From the entries that follow, extract each line holding the string "澳门半岛".
==== Listing
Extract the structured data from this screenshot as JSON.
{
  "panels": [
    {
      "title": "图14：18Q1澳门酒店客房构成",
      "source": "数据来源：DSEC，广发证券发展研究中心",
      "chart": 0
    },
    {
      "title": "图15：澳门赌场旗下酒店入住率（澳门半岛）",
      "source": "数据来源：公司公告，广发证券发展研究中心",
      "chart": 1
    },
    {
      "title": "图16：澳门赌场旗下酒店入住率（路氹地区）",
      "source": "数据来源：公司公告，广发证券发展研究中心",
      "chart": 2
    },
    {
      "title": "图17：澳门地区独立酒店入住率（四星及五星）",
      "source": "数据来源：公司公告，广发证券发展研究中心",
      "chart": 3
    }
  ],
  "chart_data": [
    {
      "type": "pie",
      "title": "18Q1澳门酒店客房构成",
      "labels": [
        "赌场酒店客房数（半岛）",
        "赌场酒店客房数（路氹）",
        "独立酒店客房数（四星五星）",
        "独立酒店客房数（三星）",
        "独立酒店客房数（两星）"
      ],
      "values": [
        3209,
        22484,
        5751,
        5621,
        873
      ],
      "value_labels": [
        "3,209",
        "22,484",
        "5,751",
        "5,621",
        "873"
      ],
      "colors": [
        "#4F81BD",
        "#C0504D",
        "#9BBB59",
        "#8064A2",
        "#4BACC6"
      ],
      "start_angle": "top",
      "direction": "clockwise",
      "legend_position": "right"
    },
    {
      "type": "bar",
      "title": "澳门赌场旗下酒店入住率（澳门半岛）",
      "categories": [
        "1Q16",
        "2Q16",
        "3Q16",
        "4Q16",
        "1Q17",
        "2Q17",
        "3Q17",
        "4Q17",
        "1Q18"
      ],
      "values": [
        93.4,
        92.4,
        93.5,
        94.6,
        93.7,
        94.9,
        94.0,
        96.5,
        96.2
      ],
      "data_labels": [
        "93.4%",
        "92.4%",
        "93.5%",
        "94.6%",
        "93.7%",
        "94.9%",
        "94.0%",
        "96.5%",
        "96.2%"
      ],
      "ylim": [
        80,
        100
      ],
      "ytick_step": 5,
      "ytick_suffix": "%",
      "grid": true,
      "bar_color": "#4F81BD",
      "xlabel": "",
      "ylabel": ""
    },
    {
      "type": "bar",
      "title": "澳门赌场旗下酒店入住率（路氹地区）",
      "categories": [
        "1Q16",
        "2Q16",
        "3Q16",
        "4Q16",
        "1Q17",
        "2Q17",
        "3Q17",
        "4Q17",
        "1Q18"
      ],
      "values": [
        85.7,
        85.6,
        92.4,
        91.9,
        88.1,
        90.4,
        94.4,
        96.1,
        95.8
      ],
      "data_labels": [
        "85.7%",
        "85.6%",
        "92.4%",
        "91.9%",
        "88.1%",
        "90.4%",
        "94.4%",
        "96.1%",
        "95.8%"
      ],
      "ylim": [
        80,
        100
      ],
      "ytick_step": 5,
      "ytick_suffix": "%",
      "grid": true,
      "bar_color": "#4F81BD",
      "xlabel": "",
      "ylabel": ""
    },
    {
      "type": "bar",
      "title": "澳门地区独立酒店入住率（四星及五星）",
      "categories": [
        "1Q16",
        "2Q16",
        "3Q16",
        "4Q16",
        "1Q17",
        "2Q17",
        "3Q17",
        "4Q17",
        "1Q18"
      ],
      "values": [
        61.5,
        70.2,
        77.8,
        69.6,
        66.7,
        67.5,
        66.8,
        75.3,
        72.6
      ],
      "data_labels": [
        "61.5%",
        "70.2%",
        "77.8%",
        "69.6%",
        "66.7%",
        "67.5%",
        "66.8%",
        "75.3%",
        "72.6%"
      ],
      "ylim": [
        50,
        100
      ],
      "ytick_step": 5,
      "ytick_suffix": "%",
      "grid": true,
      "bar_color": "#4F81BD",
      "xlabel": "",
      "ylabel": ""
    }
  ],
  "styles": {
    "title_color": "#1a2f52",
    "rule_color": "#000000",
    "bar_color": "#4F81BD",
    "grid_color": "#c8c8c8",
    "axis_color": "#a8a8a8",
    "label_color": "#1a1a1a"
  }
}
========
● Worked answer
      "title": "图15：澳门赌场旗下酒店入住率（澳门半岛）",
      "title": "澳门赌场旗下酒店入住率（澳门半岛）",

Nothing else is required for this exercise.